Items from a figure collection

^^^^^^^^^^^^^^^^

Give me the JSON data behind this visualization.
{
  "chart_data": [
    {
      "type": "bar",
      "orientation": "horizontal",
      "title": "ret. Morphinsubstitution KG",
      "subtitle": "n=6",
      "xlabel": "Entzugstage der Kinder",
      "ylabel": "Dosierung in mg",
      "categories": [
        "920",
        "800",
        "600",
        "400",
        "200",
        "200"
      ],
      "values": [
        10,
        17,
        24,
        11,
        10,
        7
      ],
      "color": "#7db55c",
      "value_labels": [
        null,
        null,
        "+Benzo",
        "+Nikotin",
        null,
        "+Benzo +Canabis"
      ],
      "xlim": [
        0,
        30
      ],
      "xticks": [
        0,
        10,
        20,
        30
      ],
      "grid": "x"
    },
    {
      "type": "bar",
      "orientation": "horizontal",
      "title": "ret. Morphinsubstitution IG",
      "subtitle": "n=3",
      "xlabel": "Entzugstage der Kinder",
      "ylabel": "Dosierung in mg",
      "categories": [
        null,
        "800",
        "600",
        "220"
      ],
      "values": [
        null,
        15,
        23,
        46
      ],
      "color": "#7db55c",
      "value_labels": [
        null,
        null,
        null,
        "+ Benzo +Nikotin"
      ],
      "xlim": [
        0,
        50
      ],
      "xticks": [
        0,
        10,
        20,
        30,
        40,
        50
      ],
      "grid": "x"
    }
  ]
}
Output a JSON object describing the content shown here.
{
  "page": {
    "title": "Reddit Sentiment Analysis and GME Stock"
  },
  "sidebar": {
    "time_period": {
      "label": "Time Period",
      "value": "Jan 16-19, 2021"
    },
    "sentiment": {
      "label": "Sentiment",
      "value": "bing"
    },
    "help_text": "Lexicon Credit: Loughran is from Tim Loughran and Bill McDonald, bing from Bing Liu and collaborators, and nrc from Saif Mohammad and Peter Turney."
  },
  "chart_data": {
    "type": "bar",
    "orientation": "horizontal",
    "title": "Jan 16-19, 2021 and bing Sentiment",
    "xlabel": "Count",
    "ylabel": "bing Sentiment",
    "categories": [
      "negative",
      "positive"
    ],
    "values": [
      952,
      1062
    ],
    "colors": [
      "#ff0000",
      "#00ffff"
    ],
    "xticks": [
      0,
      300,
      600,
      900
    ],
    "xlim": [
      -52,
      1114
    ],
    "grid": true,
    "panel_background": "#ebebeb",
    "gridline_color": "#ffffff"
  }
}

^^^^^^^^^^^^^^^^

Transcribe each record exactly. Leave nothing out.

Give me the JSON data behind this visualization.
{
  "chart_data": [
    {
      "type": "bar",
      "orientation": "horizontal",
      "title": "ret. Morphinsubstitution KG",
      "subtitle": "n=6",
      "xlabel": "Entzugstage der Kinder",
      "ylabel": "Dosierung in mg",
      "categories": [
        "920",
        "800",
        "600",
        "400",
        "200",
        "200"
      ],
      "values": [
        10,
        17,
        24,
        11,
        10,
        7
      ],
      "color": "#7db55c",
      "value_labels": [
        null,
        null,
        "+Benzo",
        "+Nikotin",
        null,
        "+Benzo +Canabis"
      ],
      "xlim": [
        0,
        30
      ],
      "xticks": [
        0,
        10,
        20,
        30
      ],
      "grid": "x"
    },
    {
      "type": "bar",
      "orientation": "horizontal",
      "title": "ret. Morphinsubstitution IG",
      "subtitle": "n=3",
      "xlabel": "Entzugstage der Kinder",
      "ylabel": "Dosierung in mg",
      "categories": [
        null,
        "800",
        "600",
        "220"
      ],
      "values": [
        null,
        15,
        23,
        46
      ],
      "color": "#7db55c",
      "value_labels": [
        null,
        null,
        null,
        "+ Benzo +Nikotin"
      ],
      "xlim": [
        0,
        50
      ],
      "xticks": [
        0,
        10,
        20,
        30,
        40,
        50
      ],
      "grid": "x"
    }
  ]
}
Output a JSON object describing the content shown here.
{
  "page": {
    "title": "Reddit Sentiment Analysis and GME Stock"
  },
  "sidebar": {
    "time_period": {
      "label": "Time Period",
      "value": "Jan 16-19, 2021"
    },
    "sentiment": {
      "label": "Sentiment",
      "value": "bing"
    },
    "help_text": "Lexicon Credit: Loughran is from Tim Loughran and Bill McDonald, bing from Bing Liu and collaborators, and nrc from Saif Mohammad and Peter Turney."
  },
  "chart_data": {
    "type": "bar",
    "orientation": "horizontal",
    "title": "Jan 16-19, 2021 and bing Sentiment",
    "xlabel": "Count",
    "ylabel": "bing Sentiment",
    "categories": [
      "negative",
      "positive"
    ],
    "values": [
      952,
      1062
    ],
    "colors": [
      "#ff0000",
      "#00ffff"
    ],
    "xticks": [
      0,
      300,
      600,
      900
    ],
    "xlim": [
      -52,
      1114
    ],
    "grid": true,
    "panel_background": "#ebebeb",
    "gridline_color": "#ffffff"
  }
}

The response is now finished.